● GIVEN REQUEST
Where does the string "JSON" appear? Copy every line of the entries below that holds it.

● LISTED ENTRIES
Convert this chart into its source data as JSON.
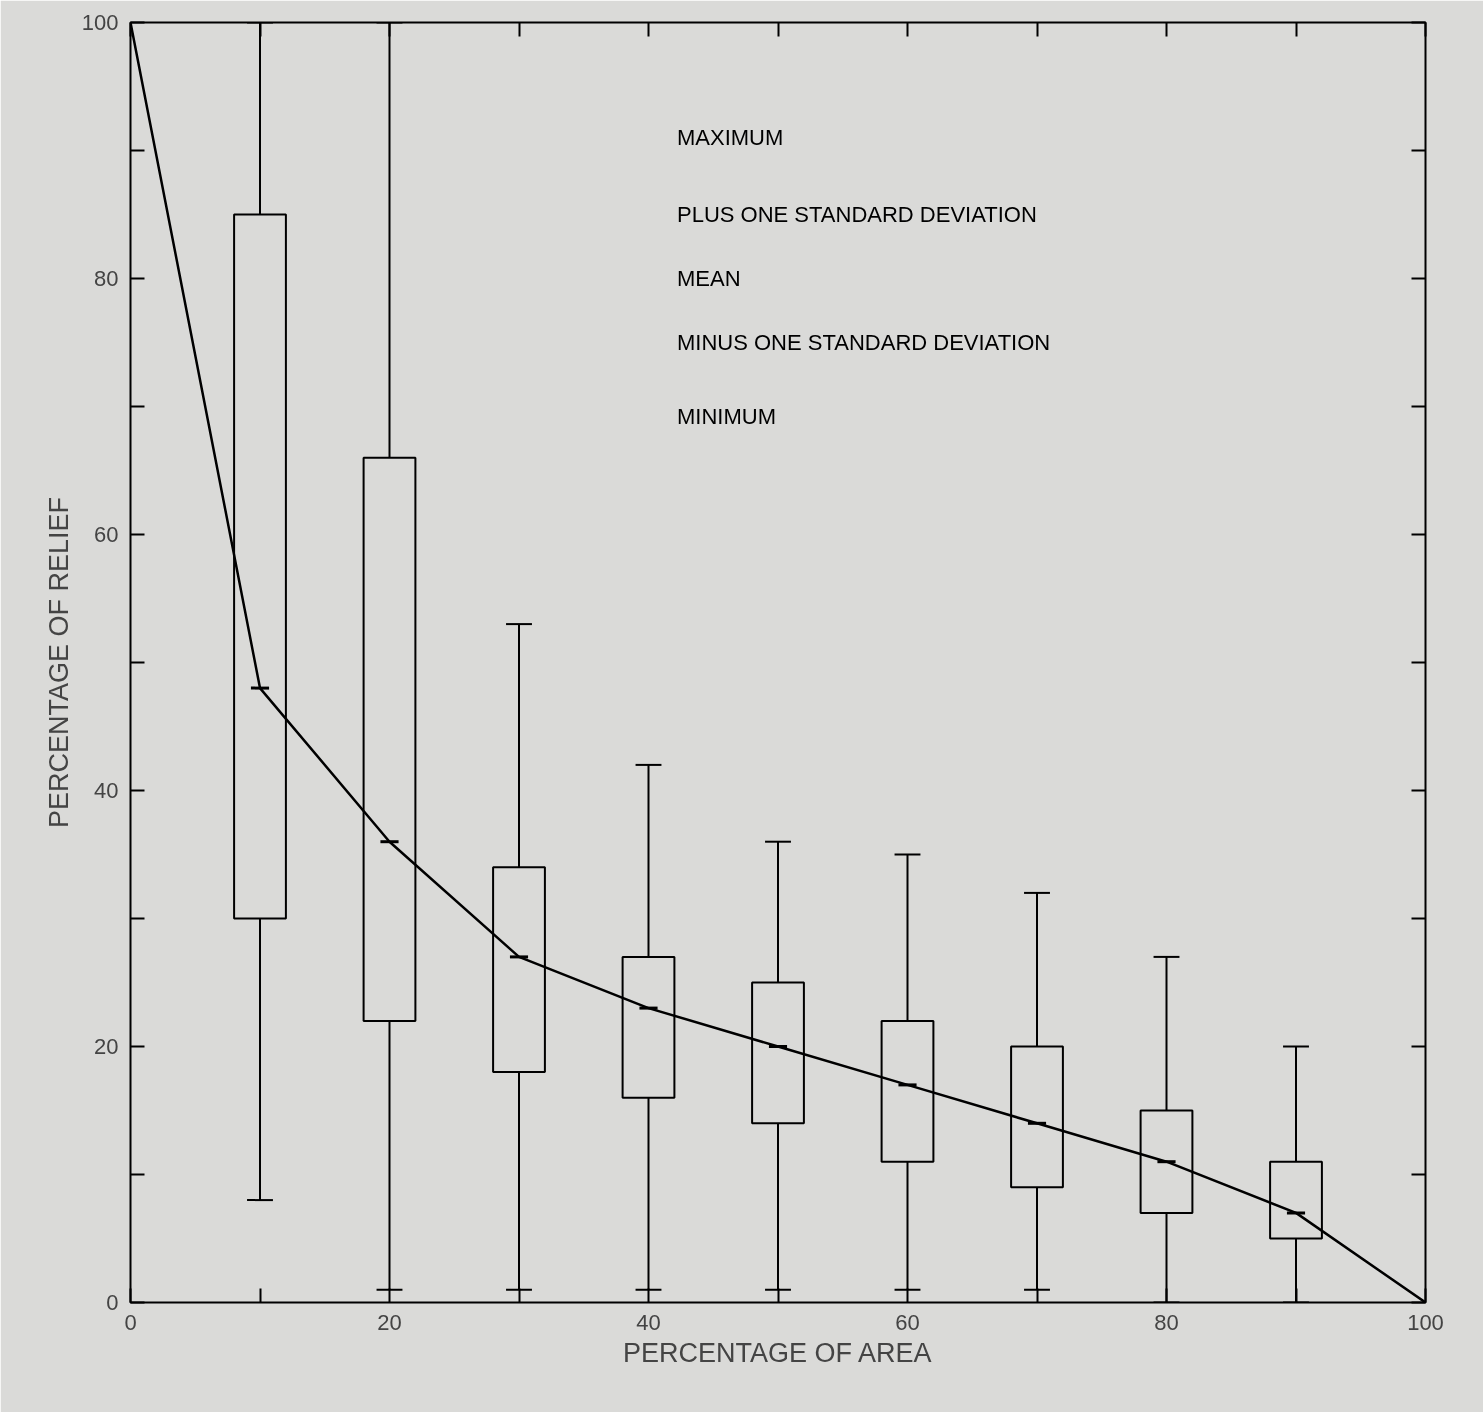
{
  "chart_data": {
    "type": "box",
    "xlabel": "PERCENTAGE OF AREA",
    "ylabel": "PERCENTAGE OF RELIEF",
    "xlim": [
      0,
      100
    ],
    "ylim": [
      0,
      100
    ],
    "xticks": [
      0,
      {
        "value": 10,
        "label": null
      },
      20,
      {
        "value": 30,
        "label": null
      },
      40,
      {
        "value": 50,
        "label": null
      },
      60,
      {
        "value": 70,
        "label": null
      },
      80,
      {
        "value": 90,
        "label": null
      },
      100
    ],
    "yticks": [
      0,
      {
        "value": 10,
        "label": null
      },
      20,
      {
        "value": 30,
        "label": null
      },
      40,
      {
        "value": 50,
        "label": null
      },
      60,
      {
        "value": 70,
        "label": null
      },
      80,
      {
        "value": 90,
        "label": null
      },
      100
    ],
    "grid": false,
    "series": [
      {
        "color": "#000000",
        "x": [
          10,
          20,
          30,
          40,
          50,
          60,
          70,
          80,
          90
        ],
        "boxes": [
          {
            "low": 8,
            "q1": 30,
            "median": 48,
            "q3": 85,
            "high": 100
          },
          {
            "low": 1,
            "q1": 22,
            "median": 36,
            "q3": 66,
            "high": 100
          },
          {
            "low": 1,
            "q1": 18,
            "median": 27,
            "q3": 34,
            "high": 53
          },
          {
            "low": 1,
            "q1": 16,
            "median": 23,
            "q3": 27,
            "high": 42
          },
          {
            "low": 1,
            "q1": 14,
            "median": 20,
            "q3": 25,
            "high": 36
          },
          {
            "low": 1,
            "q1": 11,
            "median": 17,
            "q3": 22,
            "high": 35
          },
          {
            "low": 1,
            "q1": 9,
            "median": 14,
            "q3": 20,
            "high": 32
          },
          {
            "low": 0,
            "q1": 7,
            "median": 11,
            "q3": 15,
            "high": 27
          },
          {
            "low": 0,
            "q1": 5,
            "median": 7,
            "q3": 11,
            "high": 20
          }
        ]
      },
      {
        "type": "line",
        "color": "#000000",
        "x": [
          0,
          10,
          20,
          30,
          40,
          50,
          60,
          70,
          80,
          90,
          100
        ],
        "values": [
          100,
          48,
          36,
          27,
          23,
          20,
          17,
          14,
          11,
          7,
          0
        ]
      }
    ],
    "annotations": [
      "MAXIMUM",
      "PLUS ONE STANDARD DEVIATION",
      "MEAN",
      "MINUS ONE STANDARD DEVIATION",
      "MINIMUM"
    ]
  }
}
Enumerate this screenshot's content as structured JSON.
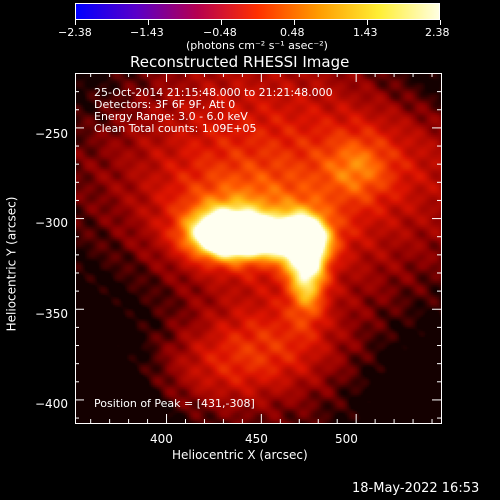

● PROBLEM SOLUTION
Convert this chart into its source data as JSON.
Enumerate this screenshot's content as structured JSON.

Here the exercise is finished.